Challenge: Wherever a line holds the word "Internet", copy that line out.

Data to use:
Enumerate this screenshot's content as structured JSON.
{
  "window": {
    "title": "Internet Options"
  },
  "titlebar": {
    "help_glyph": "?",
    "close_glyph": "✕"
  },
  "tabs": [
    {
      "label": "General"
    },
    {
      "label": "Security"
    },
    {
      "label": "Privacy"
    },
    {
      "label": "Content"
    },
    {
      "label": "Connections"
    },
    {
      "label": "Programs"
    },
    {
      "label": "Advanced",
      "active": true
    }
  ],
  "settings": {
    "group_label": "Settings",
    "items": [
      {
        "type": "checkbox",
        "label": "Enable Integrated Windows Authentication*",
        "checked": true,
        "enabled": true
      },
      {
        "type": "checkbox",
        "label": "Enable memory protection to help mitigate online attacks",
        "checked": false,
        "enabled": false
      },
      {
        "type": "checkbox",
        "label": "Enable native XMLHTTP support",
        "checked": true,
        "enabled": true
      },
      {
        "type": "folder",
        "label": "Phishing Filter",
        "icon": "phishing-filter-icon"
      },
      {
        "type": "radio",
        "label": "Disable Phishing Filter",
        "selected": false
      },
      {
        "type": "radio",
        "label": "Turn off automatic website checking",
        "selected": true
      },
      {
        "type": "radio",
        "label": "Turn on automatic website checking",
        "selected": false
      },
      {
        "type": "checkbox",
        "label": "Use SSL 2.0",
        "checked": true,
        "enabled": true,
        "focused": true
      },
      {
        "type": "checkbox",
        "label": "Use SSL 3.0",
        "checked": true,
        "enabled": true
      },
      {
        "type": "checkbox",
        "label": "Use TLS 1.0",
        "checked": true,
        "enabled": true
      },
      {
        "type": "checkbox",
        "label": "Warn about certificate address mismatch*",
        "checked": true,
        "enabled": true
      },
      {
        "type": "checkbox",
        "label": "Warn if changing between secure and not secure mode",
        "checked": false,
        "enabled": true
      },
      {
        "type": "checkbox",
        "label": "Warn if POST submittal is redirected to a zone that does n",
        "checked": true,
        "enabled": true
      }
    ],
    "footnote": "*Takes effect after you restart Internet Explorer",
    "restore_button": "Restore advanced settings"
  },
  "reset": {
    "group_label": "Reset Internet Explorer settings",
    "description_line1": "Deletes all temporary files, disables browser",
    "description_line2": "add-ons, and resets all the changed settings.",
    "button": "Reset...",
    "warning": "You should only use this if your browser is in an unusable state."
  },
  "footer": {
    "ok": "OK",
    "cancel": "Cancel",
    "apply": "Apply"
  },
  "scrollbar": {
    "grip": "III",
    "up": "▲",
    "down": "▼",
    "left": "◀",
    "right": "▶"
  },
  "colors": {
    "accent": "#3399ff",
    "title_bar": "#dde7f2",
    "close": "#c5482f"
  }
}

Written solution:
    "title": "Internet Options"
    "footnote": "*Takes effect after you restart Internet Explorer",
    "group_label": "Reset Internet Explorer settings",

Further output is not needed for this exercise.